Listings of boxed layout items
━━━━━━━━━━━━━━━━━━━━
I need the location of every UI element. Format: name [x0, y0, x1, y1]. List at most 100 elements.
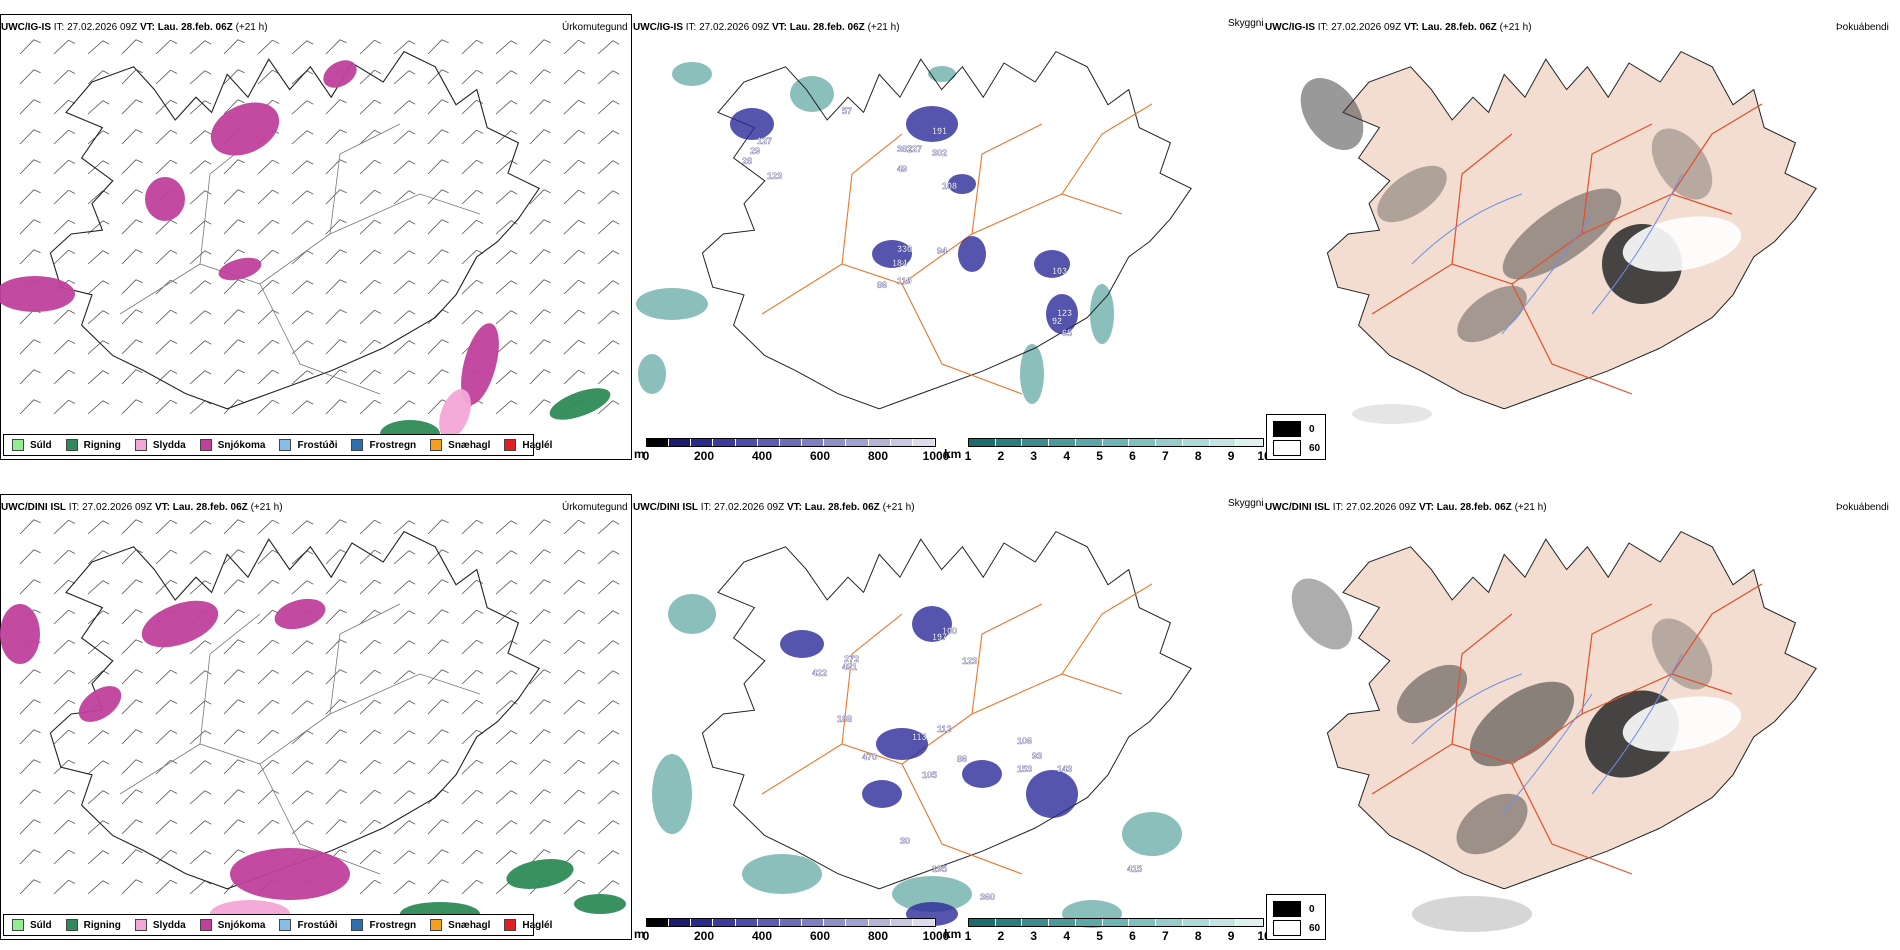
- row2-cloud-it-value: 27.02.2026 09Z: [1346, 502, 1417, 513]
- colorbar-cell: [647, 439, 670, 446]
- wind-barb: [53, 189, 76, 205]
- colorbar-cell: [669, 439, 692, 446]
- wind-barb: [257, 399, 280, 415]
- wind-barb: [359, 729, 382, 745]
- row1-precip-map: [0, 14, 632, 460]
- wind-barb: [495, 280, 518, 295]
- wind-barb: [325, 39, 347, 55]
- snow-depth-label: 94: [937, 246, 947, 256]
- wind-barb: [427, 519, 449, 535]
- wind-barb: [597, 760, 620, 775]
- wind-barb: [223, 219, 245, 235]
- wind-barb: [461, 279, 484, 295]
- wind-barb: [597, 730, 620, 745]
- colorbar-tick-label: 5: [1096, 449, 1103, 463]
- white-swatch: [1273, 920, 1301, 936]
- wind-barb: [19, 729, 41, 745]
- colorbar-cell: [890, 439, 913, 446]
- wind-barb: [597, 370, 620, 385]
- fog-area: [1377, 165, 1447, 223]
- roads: [119, 603, 481, 875]
- wind-barb: [495, 580, 518, 595]
- colorbar-cell: [846, 919, 869, 926]
- wind-barb: [53, 699, 76, 715]
- wind-barb: [325, 579, 347, 595]
- legend-label: Rigning: [83, 919, 121, 931]
- row2-cloud-panel: [1262, 494, 1900, 940]
- wind-barb: [291, 160, 314, 175]
- wind-barb: [53, 669, 76, 685]
- row2-vis-it-value: 27.02.2026 09Z: [714, 502, 785, 513]
- wind-barb: [223, 609, 245, 625]
- row1-depth-colorbar: 0 200 400 600 800 1000: [643, 438, 949, 463]
- wind-barb: [325, 399, 347, 415]
- wind-barb: [359, 189, 382, 205]
- wind-barb: [19, 39, 41, 55]
- snow-depth-area: [958, 236, 986, 272]
- row2-precip-panel: [0, 494, 632, 940]
- wind-barb: [53, 639, 76, 655]
- wind-barb: [87, 70, 110, 85]
- wind-barb: [189, 820, 212, 835]
- snow-depth-label: 197: [932, 632, 947, 642]
- wind-barb: [257, 159, 280, 175]
- sleet-area: [439, 389, 471, 439]
- wind-barb: [393, 160, 416, 175]
- wind-barb: [393, 760, 416, 775]
- colorbar-cell: [1102, 439, 1130, 446]
- wind-barb: [427, 129, 449, 145]
- legend-label: Frostregn: [369, 919, 417, 931]
- wind-barb: [427, 279, 449, 295]
- wind-barb: [189, 760, 212, 775]
- snow-depth-label: 119: [897, 276, 912, 286]
- wind-barb: [121, 729, 143, 745]
- row1-vt-value: Lau. 28.feb. 06Z: [157, 22, 233, 33]
- colorbar-tick-label: 8: [1194, 449, 1202, 463]
- colorbar-cell: [1182, 919, 1210, 926]
- wind-barb: [563, 699, 586, 715]
- colorbar-tick-label: 1: [964, 929, 972, 943]
- wind-barb: [597, 640, 620, 655]
- wind-barb: [495, 370, 518, 385]
- coastline: [49, 50, 541, 410]
- row2-vt-label: VT:: [154, 502, 170, 513]
- snow-depth-area: [1034, 250, 1070, 278]
- wind-barb: [393, 40, 416, 55]
- row1-vis-vt-value: Lau. 28.feb. 06Z: [789, 22, 865, 33]
- fog-area: [1300, 77, 1364, 151]
- wind-barb: [427, 609, 449, 625]
- wind-barb: [19, 579, 41, 595]
- wind-barb: [427, 369, 449, 385]
- row1-vis-vt-label: VT:: [771, 22, 787, 33]
- row1-lead: (+21 h): [235, 22, 268, 33]
- wind-barb: [87, 310, 110, 325]
- snow-area: [274, 598, 326, 630]
- wind-barb: [461, 189, 484, 205]
- wind-barb: [19, 159, 41, 175]
- wind-barb: [53, 729, 76, 745]
- wind-barb: [393, 640, 416, 655]
- wind-barb: [495, 190, 518, 205]
- wind-barb: [393, 130, 416, 145]
- colorbar-cells: [968, 438, 1264, 447]
- wind-barb: [393, 730, 416, 745]
- wind-barb: [155, 729, 178, 745]
- wind-barb: [563, 789, 586, 805]
- wind-barb: [87, 190, 110, 205]
- row1-cloud-vt-value: Lau. 28.feb. 06Z: [1421, 22, 1497, 33]
- wind-barb: [427, 39, 449, 55]
- colorbar-cell: [1049, 919, 1076, 926]
- wind-barb: [155, 579, 178, 595]
- wind-barb: [325, 249, 347, 265]
- snow-depth-label: 92: [1052, 316, 1062, 326]
- snow-depth-label: 57: [842, 106, 852, 116]
- wind-barb: [53, 69, 76, 85]
- low-visibility-area: [636, 288, 708, 320]
- row2-vis-model: UWC/DINI ISL: [633, 502, 698, 513]
- legend-label: Snjókoma: [217, 919, 266, 931]
- wind-barb: [19, 99, 41, 115]
- wind-barb: [257, 519, 280, 535]
- wind-barb: [495, 100, 518, 115]
- colorbar-tick-label: 2: [997, 929, 1005, 943]
- row1-vis-it-label: IT:: [685, 22, 697, 33]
━━━━━━━━━━━━━━━━━━━━
▸ Given instruction
Render every line of the records above as a JSON list of strings, one string per line, skipping blank lines and leaving the pictures out.

▸ Completed task
[
  "I need the location of every UI element. Format: name [x0, y0, x1, y1]. List at most 100 elements.",
  "- row2-cloud-it-value: 27.02.2026 09Z: [1346, 502, 1417, 513]",
  "- colorbar-cell: [647, 439, 670, 446]",
  "- wind-barb: [53, 189, 76, 205]",
  "- colorbar-cell: [669, 439, 692, 446]",
  "- wind-barb: [257, 399, 280, 415]",
  "- wind-barb: [359, 729, 382, 745]",
  "- row1-precip-map: [0, 14, 632, 460]",
  "- wind-barb: [495, 280, 518, 295]",
  "- wind-barb: [325, 39, 347, 55]",
  "- snow-depth-label: 94: [937, 246, 947, 256]",
  "- wind-barb: [427, 519, 449, 535]",
  "- wind-barb: [597, 760, 620, 775]",
  "- wind-barb: [223, 219, 245, 235]",
  "- wind-barb: [461, 279, 484, 295]",
  "- wind-barb: [597, 730, 620, 745]",
  "- colorbar-tick-label: 5: [1096, 449, 1103, 463]",
  "- white-swatch: [1273, 920, 1301, 936]",
  "- wind-barb: [19, 729, 41, 745]",
  "- colorbar-cell: [890, 439, 913, 446]",
  "- wind-barb: [597, 370, 620, 385]",
  "- fog-area: [1377, 165, 1447, 223]",
  "- roads: [119, 603, 481, 875]",
  "- wind-barb: [495, 580, 518, 595]",
  "- colorbar-cell: [846, 919, 869, 926]",
  "- wind-barb: [53, 699, 76, 715]",
  "- wind-barb: [325, 579, 347, 595]",
  "- legend-label: Rigning: [83, 919, 121, 931]",
  "- row2-cloud-panel: [1262, 494, 1900, 940]",
  "- wind-barb: [291, 160, 314, 175]",
  "- wind-barb: [53, 669, 76, 685]",
  "- row2-vis-it-value: 27.02.2026 09Z: [714, 502, 785, 513]",
  "- wind-barb: [223, 609, 245, 625]",
  "- row1-depth-colorbar: 0 200 400 600 800 1000: [643, 438, 949, 463]",
  "- wind-barb: [325, 399, 347, 415]",
  "- wind-barb: [359, 189, 382, 205]",
  "- wind-barb: [19, 39, 41, 55]",
  "- snow-depth-area: [958, 236, 986, 272]",
  "- row2-precip-panel: [0, 494, 632, 940]",
  "- wind-barb: [53, 639, 76, 655]",
  "- wind-barb: [87, 70, 110, 85]",
  "- wind-barb: [189, 820, 212, 835]",
  "- snow-depth-label: 197: [932, 632, 947, 642]",
  "- wind-barb: [257, 159, 280, 175]",
  "- sleet-area: [439, 389, 471, 439]",
  "- wind-barb: [393, 160, 416, 175]",
  "- wind-barb: [393, 760, 416, 775]",
  "- colorbar-cell: [1102, 439, 1130, 446]",
  "- wind-barb: [427, 129, 449, 145]",
  "- legend-label: Frostregn: [369, 919, 417, 931]",
  "- wind-barb: [427, 279, 449, 295]",
  "- wind-barb: [189, 760, 212, 775]",
  "- snow-depth-label: 119: [897, 276, 912, 286]",
  "- wind-barb: [121, 729, 143, 745]",
  "- row1-vt-value: Lau. 28.feb. 06Z: [157, 22, 233, 33]",
  "- colorbar-tick-label: 8: [1194, 449, 1202, 463]",
  "- colorbar-cell: [1182, 919, 1210, 926]",
  "- wind-barb: [563, 699, 586, 715]",
  "- colorbar-tick-label: 1: [964, 929, 972, 943]",
  "- wind-barb: [597, 640, 620, 655]",
  "- wind-barb: [495, 370, 518, 385]",
  "- coastline: [49, 50, 541, 410]",
  "- row2-vt-label: VT:: [154, 502, 170, 513]",
  "- snow-depth-area: [1034, 250, 1070, 278]",
  "- wind-barb: [393, 40, 416, 55]",
  "- row1-vis-vt-value: Lau. 28.feb. 06Z: [789, 22, 865, 33]",
  "- fog-area: [1300, 77, 1364, 151]",
  "- wind-barb: [427, 609, 449, 625]",
  "- wind-barb: [19, 579, 41, 595]",
  "- wind-barb: [427, 369, 449, 385]",
  "- row1-vis-vt-label: VT:: [771, 22, 787, 33]",
  "- row1-lead: (+21 h): [235, 22, 268, 33]",
  "- wind-barb: [87, 310, 110, 325]",
  "- snow-area: [274, 598, 326, 630]",
  "- wind-barb: [461, 189, 484, 205]",
  "- wind-barb: [19, 159, 41, 175]",
  "- wind-barb: [53, 729, 76, 745]",
  "- wind-barb: [393, 640, 416, 655]",
  "- wind-barb: [495, 190, 518, 205]",
  "- wind-barb: [393, 130, 416, 145]",
  "- colorbar-cells: [968, 438, 1264, 447]",
  "- wind-barb: [393, 730, 416, 745]",
  "- wind-barb: [155, 729, 178, 745]",
  "- wind-barb: [563, 789, 586, 805]",
  "- wind-barb: [87, 190, 110, 205]",
  "- row1-cloud-vt-value: Lau. 28.feb. 06Z: [1421, 22, 1497, 33]",
  "- wind-barb: [427, 39, 449, 55]",
  "- colorbar-cell: [1049, 919, 1076, 926]",
  "- wind-barb: [155, 579, 178, 595]",
  "- wind-barb: [325, 249, 347, 265]",
  "- snow-depth-label: 92: [1052, 316, 1062, 326]",
  "- snow-depth-label: 57: [842, 106, 852, 116]",
  "- wind-barb: [53, 69, 76, 85]",
  "- low-visibility-area: [636, 288, 708, 320]",
  "- row2-vis-model: UWC/DINI ISL: [633, 502, 698, 513]",
  "- legend-label: Snjókoma: [217, 919, 266, 931]",
  "- wind-barb: [19, 99, 41, 115]",
  "- wind-barb: [257, 519, 280, 535]",
  "- wind-barb: [495, 100, 518, 115]",
  "- colorbar-tick-label: 2: [997, 929, 1005, 943]",
  "- row1-vis-it-label: IT:: [685, 22, 697, 33]"
]